Select every line of the material below that contains the string "chart".

# RECORDS TO USE start

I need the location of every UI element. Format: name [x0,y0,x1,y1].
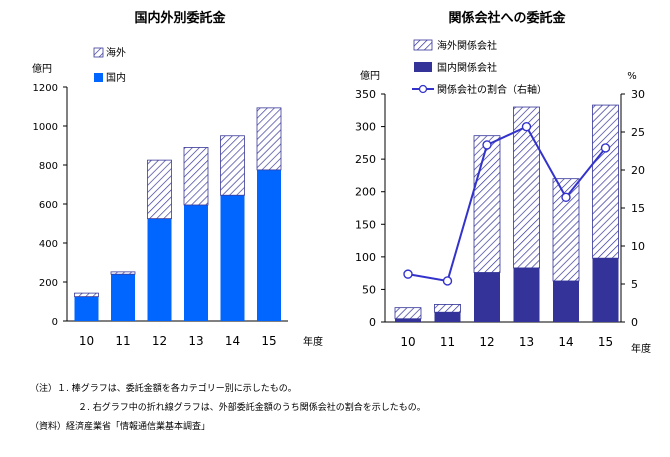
bar-domestic-15 [257,169,281,321]
right-x-tick-label: 10 [400,335,415,349]
ratio-marker-10 [403,269,413,279]
right-x-axis-label: 年度 [631,342,651,355]
bar-related-domestic-14 [553,280,579,322]
left-y-tick-label: 0 [52,317,58,328]
right-x-tick-label: 11 [440,335,455,349]
bar-domestic-14 [220,195,245,321]
right-y2-tick-label: 0 [631,316,638,329]
bar-foreign-14 [220,135,245,196]
bar-related-domestic-13 [513,267,540,322]
bar-related-foreign-13 [513,106,540,269]
note-source: （資料）経済産業省「情報通信業基本調査」 [30,422,211,432]
right-legend: 海外関係会社 国内関係会社 関係会社の割合（右軸） [412,39,547,96]
right-y-tick-label: 50 [362,283,376,296]
left-x-axis-label: 年度 [303,335,323,348]
left-x-tick-label: 13 [188,334,203,348]
left-legend: 海外 国内 [93,46,126,84]
legend-label-domestic: 国内 [106,71,126,84]
legend-label-related-domestic: 国内関係会社 [437,61,497,74]
right-y-tick-label: 100 [355,251,376,264]
legend-swatch-related-domestic [414,62,432,72]
right-y-tick-label: 350 [355,88,376,101]
bar-foreign-11 [110,271,136,275]
bar-domestic-13 [184,204,208,321]
note-line-2: ２. 右グラフ中の折れ線グラフは、外部委託金額のうち関係会社の割合を示したもの。 [78,403,426,413]
legend-label-ratio: 関係会社の割合（右軸） [437,83,547,96]
legend-swatch-related-foreign [413,39,433,51]
right-y-tick-label: 150 [355,218,376,231]
right-chart-title: 関係会社への委託金 [448,10,566,26]
right-y2-tick-label: 10 [631,240,645,253]
left-y-tick-label: 200 [39,278,58,289]
bar-related-foreign-11 [434,304,461,313]
ratio-marker-13 [521,121,532,132]
legend-label-foreign: 海外 [106,46,126,59]
ratio-line [407,125,607,283]
bar-related-domestic-11 [434,312,461,322]
left-y-tick-label: 1200 [33,83,58,94]
right-y-tick-label: 300 [355,121,376,134]
legend-label-related-foreign: 海外関係会社 [437,39,497,52]
ratio-marker-12 [482,140,492,150]
bar-related-foreign-12 [473,135,501,273]
bar-domestic-11 [111,274,135,321]
notes: （注）１. 棒グラフは、委託金額を各カテゴリー別に示したもの。 ２. 右グラフ中… [30,380,426,437]
ratio-marker-14 [561,192,571,203]
right-chart: 関係会社への委託金 億円 % 年度 050100150200250300350 … [355,10,651,355]
ratio-marker-11 [442,276,453,286]
left-chart: 国内外別委託金 億円 年度 0 200 400 600 800 1000 1200 10 11… [32,10,323,348]
right-y2-tick-label: 20 [631,164,645,177]
bar-related-foreign-10 [394,307,422,320]
left-chart-title: 国内外別委託金 [134,10,226,26]
right-y-tick-label: 200 [355,186,376,199]
right-x-tick-label: 14 [558,335,573,349]
left-y-axis-label: 億円 [32,62,52,75]
bar-foreign-12 [147,159,172,220]
bar-related-domestic-10 [395,318,421,322]
left-y-tick-label: 800 [39,161,58,172]
right-y2-tick-label: 25 [631,126,645,139]
bar-related-domestic-15 [592,258,619,322]
right-x-tick-label: 15 [598,335,613,349]
note-line-1: （注）１. 棒グラフは、委託金額を各カテゴリー別に示したもの。 [30,384,297,394]
right-y2-tick-label: 30 [631,88,645,101]
bar-related-foreign-15 [592,104,619,259]
right-y-axis-label: 億円 [360,69,380,82]
right-y2-tick-label: 15 [631,202,645,215]
legend-swatch-foreign [93,47,104,58]
bar-foreign-13 [183,147,209,206]
left-x-tick-label: 14 [225,334,240,348]
bar-related-domestic-12 [474,272,500,322]
right-x-tick-label: 13 [519,335,534,349]
left-x-tick-label: 11 [115,334,130,348]
bar-foreign-10 [74,292,99,298]
right-y2-tick-label: 5 [631,278,638,291]
left-y-tick-label: 600 [39,200,58,211]
left-y-tick-label: 400 [39,239,58,250]
legend-swatch-domestic [94,73,103,82]
right-y2-axis-label: % [627,71,637,82]
bar-domestic-12 [147,218,172,321]
right-y-tick-label: 250 [355,153,376,166]
bar-domestic-10 [74,296,99,321]
legend-swatch-ratio-marker [418,84,428,94]
left-x-tick-label: 10 [79,334,94,348]
right-y-tick-label: 0 [369,316,376,329]
left-x-tick-label: 12 [152,334,167,348]
left-y-tick-label: 1000 [33,122,58,133]
left-x-tick-label: 15 [261,334,276,348]
ratio-marker-15 [600,143,611,153]
bar-foreign-15 [256,107,282,171]
right-x-tick-label: 12 [479,335,494,349]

# RECORDS TO USE end

**EXERCISE RESPONSE:**
right-chart-title: 関係会社への委託金 [448,10,566,26]
right-chart: 関係会社への委託金 億円 % 年度 050100150200250300350 … [355,10,651,355]
left-chart: 国内外別委託金 億円 年度 0 200 400 600 800 1000 1200 10 11… [32,10,323,348]
left-chart-title: 国内外別委託金 [134,10,226,26]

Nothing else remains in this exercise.